GIVEN INSTRUCTION:
Read the lines that follow and tally those with the word "document"; give the number and nothing else.

GIVEN RECORDS:
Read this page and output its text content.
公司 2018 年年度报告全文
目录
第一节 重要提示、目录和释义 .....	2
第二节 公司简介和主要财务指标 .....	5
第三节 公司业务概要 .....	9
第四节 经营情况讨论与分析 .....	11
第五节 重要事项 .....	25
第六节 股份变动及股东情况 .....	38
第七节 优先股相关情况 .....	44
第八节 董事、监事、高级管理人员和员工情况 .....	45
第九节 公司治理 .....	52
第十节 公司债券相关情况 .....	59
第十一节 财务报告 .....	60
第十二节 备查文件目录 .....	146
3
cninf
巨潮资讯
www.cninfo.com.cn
...
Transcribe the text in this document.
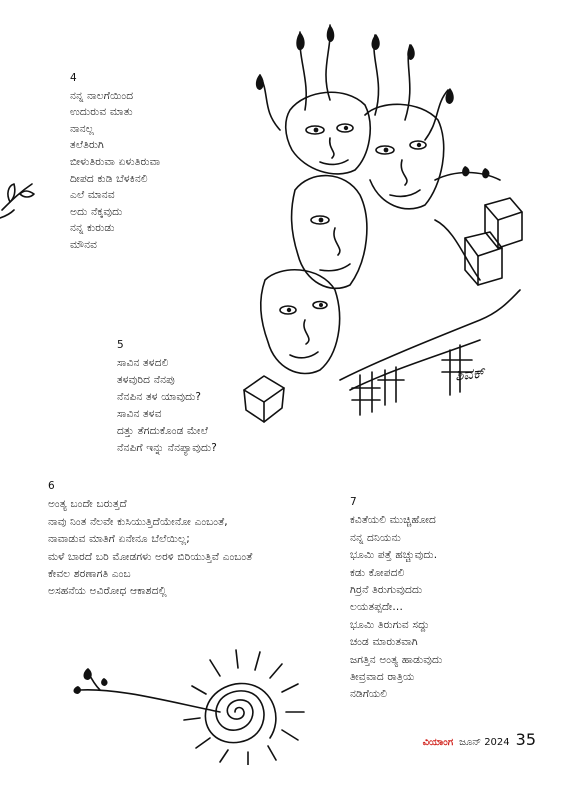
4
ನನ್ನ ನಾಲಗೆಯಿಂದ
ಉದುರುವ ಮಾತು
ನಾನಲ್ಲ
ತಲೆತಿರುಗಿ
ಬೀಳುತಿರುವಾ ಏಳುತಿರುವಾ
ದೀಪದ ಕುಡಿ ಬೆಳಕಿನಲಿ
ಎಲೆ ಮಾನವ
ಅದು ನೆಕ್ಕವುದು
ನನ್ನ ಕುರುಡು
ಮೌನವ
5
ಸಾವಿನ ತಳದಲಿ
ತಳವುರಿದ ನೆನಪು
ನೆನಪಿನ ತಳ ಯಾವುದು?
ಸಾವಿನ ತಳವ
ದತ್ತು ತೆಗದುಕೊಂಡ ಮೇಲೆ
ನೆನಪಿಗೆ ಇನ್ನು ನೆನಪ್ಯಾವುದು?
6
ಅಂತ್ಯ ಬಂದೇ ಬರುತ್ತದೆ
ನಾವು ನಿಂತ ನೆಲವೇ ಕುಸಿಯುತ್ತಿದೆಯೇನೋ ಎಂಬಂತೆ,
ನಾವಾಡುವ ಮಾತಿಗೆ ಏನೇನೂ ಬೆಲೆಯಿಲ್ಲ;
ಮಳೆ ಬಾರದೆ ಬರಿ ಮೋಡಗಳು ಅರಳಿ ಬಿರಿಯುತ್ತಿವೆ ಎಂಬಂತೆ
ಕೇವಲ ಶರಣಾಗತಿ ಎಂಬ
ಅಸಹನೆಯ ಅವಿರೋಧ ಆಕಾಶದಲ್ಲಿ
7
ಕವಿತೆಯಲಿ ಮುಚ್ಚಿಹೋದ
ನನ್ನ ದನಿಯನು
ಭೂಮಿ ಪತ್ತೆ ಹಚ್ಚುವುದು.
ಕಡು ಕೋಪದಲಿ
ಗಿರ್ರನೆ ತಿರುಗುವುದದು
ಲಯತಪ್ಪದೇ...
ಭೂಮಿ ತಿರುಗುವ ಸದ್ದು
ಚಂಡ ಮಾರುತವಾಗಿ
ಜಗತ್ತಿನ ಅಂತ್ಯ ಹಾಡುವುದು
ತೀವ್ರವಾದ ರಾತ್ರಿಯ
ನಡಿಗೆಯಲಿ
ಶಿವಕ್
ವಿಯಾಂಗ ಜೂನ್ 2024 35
* * *
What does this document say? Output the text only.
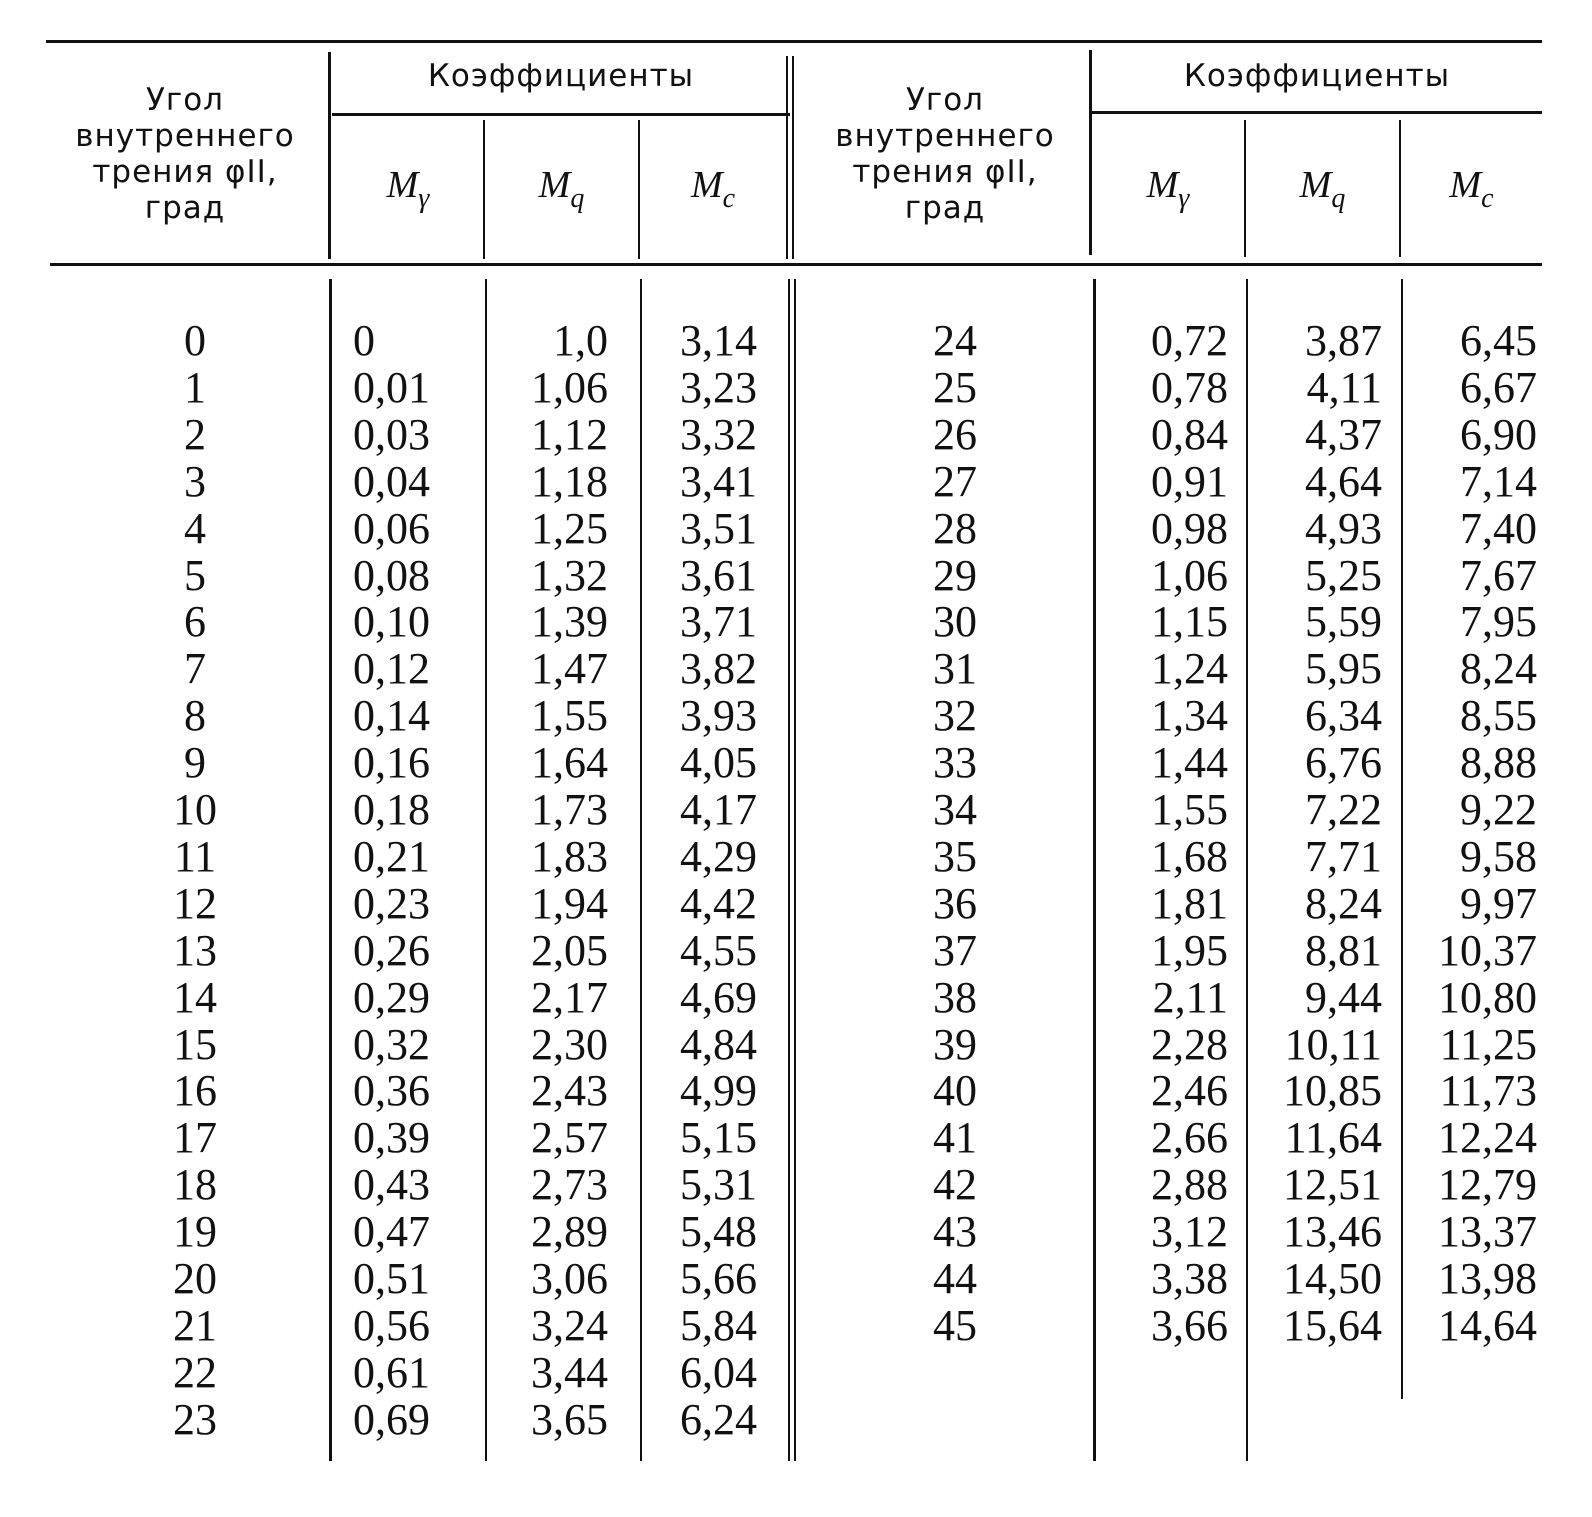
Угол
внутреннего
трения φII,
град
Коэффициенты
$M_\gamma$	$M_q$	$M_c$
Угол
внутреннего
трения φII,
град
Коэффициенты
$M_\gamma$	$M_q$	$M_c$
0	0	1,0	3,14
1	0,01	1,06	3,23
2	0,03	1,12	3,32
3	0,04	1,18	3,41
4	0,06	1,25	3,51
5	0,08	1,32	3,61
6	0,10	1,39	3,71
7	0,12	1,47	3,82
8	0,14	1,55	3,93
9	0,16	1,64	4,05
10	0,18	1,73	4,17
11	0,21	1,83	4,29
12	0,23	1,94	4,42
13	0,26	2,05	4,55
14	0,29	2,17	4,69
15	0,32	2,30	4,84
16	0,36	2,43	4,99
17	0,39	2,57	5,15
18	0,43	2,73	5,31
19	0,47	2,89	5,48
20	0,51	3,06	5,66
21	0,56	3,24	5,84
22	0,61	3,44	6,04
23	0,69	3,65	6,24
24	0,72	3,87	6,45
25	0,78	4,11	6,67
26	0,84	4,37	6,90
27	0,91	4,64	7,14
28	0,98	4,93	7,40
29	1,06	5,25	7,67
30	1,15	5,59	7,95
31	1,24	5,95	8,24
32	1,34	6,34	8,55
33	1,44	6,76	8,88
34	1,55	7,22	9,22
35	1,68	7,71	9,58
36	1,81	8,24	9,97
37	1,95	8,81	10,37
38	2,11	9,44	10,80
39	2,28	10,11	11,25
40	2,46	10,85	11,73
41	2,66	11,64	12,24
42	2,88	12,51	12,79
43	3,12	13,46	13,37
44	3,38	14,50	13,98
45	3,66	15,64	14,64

THE OUTPUT:
2